# Dataset excerpts
•••••

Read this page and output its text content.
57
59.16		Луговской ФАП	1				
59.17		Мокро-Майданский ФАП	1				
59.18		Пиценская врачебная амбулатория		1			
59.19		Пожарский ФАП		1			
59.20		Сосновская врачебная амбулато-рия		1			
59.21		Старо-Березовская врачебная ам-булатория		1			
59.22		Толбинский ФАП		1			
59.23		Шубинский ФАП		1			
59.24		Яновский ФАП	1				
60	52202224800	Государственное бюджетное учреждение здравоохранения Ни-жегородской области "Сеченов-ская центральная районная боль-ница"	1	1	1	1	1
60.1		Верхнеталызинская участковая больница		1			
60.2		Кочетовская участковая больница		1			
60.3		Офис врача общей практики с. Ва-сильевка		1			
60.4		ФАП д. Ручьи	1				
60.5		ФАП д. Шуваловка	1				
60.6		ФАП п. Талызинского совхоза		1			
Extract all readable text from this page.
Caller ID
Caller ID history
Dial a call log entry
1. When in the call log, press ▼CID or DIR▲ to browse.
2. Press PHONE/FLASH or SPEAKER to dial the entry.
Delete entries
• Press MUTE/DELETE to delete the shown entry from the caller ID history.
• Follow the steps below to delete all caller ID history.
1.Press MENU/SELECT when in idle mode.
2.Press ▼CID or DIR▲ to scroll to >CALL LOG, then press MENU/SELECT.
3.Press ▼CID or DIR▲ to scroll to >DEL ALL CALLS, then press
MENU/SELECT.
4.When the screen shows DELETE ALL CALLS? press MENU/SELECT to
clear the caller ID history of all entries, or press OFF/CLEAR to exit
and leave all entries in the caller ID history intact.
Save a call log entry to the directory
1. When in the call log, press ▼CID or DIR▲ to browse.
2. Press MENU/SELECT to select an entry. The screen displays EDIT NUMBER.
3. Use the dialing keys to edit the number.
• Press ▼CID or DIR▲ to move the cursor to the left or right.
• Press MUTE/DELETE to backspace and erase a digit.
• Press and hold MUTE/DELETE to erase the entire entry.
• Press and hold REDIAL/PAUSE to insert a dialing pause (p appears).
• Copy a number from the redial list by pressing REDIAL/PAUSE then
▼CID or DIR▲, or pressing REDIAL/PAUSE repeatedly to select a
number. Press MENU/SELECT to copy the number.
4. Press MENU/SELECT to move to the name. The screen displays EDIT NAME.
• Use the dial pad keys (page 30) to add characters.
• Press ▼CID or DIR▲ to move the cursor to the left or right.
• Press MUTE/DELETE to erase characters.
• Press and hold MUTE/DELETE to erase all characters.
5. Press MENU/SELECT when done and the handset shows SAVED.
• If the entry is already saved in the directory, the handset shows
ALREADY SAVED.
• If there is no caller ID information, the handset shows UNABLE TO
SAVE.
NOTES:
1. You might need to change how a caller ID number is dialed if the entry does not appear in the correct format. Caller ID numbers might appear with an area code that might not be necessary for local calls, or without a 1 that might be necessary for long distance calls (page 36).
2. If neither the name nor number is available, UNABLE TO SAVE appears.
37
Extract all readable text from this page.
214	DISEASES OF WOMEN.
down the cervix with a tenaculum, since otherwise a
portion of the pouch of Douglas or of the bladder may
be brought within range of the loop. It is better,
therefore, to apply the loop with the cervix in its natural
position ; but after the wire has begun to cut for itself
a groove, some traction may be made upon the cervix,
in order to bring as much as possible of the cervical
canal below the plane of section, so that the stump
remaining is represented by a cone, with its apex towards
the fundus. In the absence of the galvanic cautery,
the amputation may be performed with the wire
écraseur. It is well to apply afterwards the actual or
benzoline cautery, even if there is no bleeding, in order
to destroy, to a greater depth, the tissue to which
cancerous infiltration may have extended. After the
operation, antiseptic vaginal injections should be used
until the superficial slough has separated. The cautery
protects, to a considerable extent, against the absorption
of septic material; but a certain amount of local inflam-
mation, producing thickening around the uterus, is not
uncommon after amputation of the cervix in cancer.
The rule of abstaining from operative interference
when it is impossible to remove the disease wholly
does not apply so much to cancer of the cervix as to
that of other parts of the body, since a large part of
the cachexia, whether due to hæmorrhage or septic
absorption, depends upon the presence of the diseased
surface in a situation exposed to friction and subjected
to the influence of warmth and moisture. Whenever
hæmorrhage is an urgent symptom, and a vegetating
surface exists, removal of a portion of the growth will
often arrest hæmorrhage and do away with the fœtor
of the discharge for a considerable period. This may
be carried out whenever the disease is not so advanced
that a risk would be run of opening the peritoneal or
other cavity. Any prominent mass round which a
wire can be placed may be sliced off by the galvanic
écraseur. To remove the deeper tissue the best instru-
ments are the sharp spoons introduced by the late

•••••

# Given request
Pick out every line above that contains the word "écraseur" and copy it.

# Correct answer
écraseur. It is well to apply afterwards the actual or
écraseur. To remove the deeper tissue the best instru-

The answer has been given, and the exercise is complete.